Text excerpt —

InvestorsHub Logo
icon url

sentiment_stocks

04/23/20 8:15 PM

#279796 RE: longfellow95 #279784

you only have to look at 2 and 3yr blended survival stats in our trial to know that L will not afford a very significant survival benefit to the majority of unmeth patients.



True, but if it turns out that the blinded set of unmeth patients that made it to 36 months were all treatment, that would bring that approx. 14.6% (something like that) to more like 20%. And then as you mention, one has to wonder if those patients would have fared without undergoing the chemo that doesn't help them (and may harm them) for 6 months.
icon url

CogDiss 1188X

04/23/20 11:37 PM

#279820 RE: longfellow95 #279784

Agree LF, “unique” wasn’t the best choice to describe berubicin, since TMZ/tomozolomide made the blood-brain barrier crossing claim roughly 2 decades ago.

Berubicin is apparently the only anthracyline that has the same BBB-crossing ability, so it is “unique” among the anthracyclines, as they like to insist as long as TMZ isn’t within earshot.

I assume this non-unique uniqueness is kind of a big deal for the following 3 reasons: 1) oncologists like their anthracyclines, so it may allow them to use an anthracycline against GBM. Not big on our agenda but onc’s call the plays.

More importantly 2) Berubicin works by a different mechanism than TMZ, which should allow it to target the non-methylated tumors that are resistant to TMZ, as a first line therapy, and as a second line therapy after TMZ failure against methylated tumors.

And last but not least, 3) the design feature that enables berubicin to cross the BBB also makes it “impervious” to two of the key multidrug resistance mechanisms that typically foil chemotherapy (Prp1 and Mdr1, two protein pumps that get rid of toxins from cells). This is actually kind of neat and atypical for a chemotherapy drug, though of course it doesn’t guarantee success against cancer. Cancer, like our intelligence agencies, has six ways from Sunday at getting back at you, in the immortal words of Chuck Schumer.

The phase 1 trial results were promising for such an early trial. They got one complete response that lasted 13 years and extended progression free survival by some measure, for what that’s worth. Not bad for a phase 1. Also, no signs of cardiotoxicity, which is a key issue with the anthracyclines generally. Myelosuppression was the big adverse effect, which was “manageable.” Buyer beware on that description.

So I’d say a better profile that my initial impression but as you said, there is still a mountain to climb, especially in GBM.

(Stored data)

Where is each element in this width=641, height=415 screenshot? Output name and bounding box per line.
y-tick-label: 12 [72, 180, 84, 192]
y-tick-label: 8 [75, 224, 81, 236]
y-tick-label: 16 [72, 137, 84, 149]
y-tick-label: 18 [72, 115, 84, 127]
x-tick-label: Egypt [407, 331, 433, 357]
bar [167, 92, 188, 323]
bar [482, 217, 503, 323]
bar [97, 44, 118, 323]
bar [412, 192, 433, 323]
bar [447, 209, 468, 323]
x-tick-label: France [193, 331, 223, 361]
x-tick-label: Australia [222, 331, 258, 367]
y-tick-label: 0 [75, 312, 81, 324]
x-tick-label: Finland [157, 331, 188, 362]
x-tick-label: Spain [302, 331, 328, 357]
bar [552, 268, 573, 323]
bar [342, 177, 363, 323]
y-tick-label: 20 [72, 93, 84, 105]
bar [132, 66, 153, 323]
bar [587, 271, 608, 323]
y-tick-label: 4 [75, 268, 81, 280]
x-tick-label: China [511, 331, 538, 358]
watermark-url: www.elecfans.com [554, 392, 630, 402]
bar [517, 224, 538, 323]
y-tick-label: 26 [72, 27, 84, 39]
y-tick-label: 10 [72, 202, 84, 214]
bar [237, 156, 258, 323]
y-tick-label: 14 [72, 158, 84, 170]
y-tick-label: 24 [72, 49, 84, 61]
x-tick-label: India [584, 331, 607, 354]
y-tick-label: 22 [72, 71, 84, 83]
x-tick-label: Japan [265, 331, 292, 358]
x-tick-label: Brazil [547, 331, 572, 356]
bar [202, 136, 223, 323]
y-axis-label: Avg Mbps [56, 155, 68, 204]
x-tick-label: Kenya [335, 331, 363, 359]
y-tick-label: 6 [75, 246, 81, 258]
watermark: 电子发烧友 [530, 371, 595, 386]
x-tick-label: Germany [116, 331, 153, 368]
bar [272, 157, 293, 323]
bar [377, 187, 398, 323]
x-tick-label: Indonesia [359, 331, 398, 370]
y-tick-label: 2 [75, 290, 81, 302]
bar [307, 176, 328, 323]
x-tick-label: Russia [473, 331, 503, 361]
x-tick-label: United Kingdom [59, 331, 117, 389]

Exercise objective —
Print the whole InvestorsHub forum thread from the top of the page, word for word.

Result —
InvestorsHub Logo
icon url

sentiment_stocks

04/23/20 8:15 PM

#279796 RE: longfellow95 #279784

you only have to look at 2 and 3yr blended survival stats in our trial to know that L will not afford a very significant survival benefit to the majority of unmeth patients.



True, but if it turns out that the blinded set of unmeth patients that made it to 36 months were all treatment, that would bring that approx. 14.6% (something like that) to more like 20%. And then as you mention, one has to wonder if those patients would have fared without undergoing the chemo that doesn't help them (and may harm them) for 6 months.
icon url

CogDiss 1188X

04/23/20 11:37 PM

#279820 RE: longfellow95 #279784

Agree LF, “unique” wasn’t the best choice to describe berubicin, since TMZ/tomozolomide made the blood-brain barrier crossing claim roughly 2 decades ago.

Berubicin is apparently the only anthracyline that has the same BBB-crossing ability, so it is “unique” among the anthracyclines, as they like to insist as long as TMZ isn’t within earshot.

I assume this non-unique uniqueness is kind of a big deal for the following 3 reasons: 1) oncologists like their anthracyclines, so it may allow them to use an anthracycline against GBM. Not big on our agenda but onc’s call the plays.

More importantly 2) Berubicin works by a different mechanism than TMZ, which should allow it to target the non-methylated tumors that are resistant to TMZ, as a first line therapy, and as a second line therapy after TMZ failure against methylated tumors.

And last but not least, 3) the design feature that enables berubicin to cross the BBB also makes it “impervious” to two of the key multidrug resistance mechanisms that typically foil chemotherapy (Prp1 and Mdr1, two protein pumps that get rid of toxins from cells). This is actually kind of neat and atypical for a chemotherapy drug, though of course it doesn’t guarantee success against cancer. Cancer, like our intelligence agencies, has six ways from Sunday at getting back at you, in the immortal words of Chuck Schumer.

The phase 1 trial results were promising for such an early trial. They got one complete response that lasted 13 years and extended progression free survival by some measure, for what that’s worth. Not bad for a phase 1. Also, no signs of cardiotoxicity, which is a key issue with the anthracyclines generally. Myelosuppression was the big adverse effect, which was “manageable.” Buyer beware on that description.

So I’d say a better profile that my initial impression but as you said, there is still a mountain to climb, especially in GBM.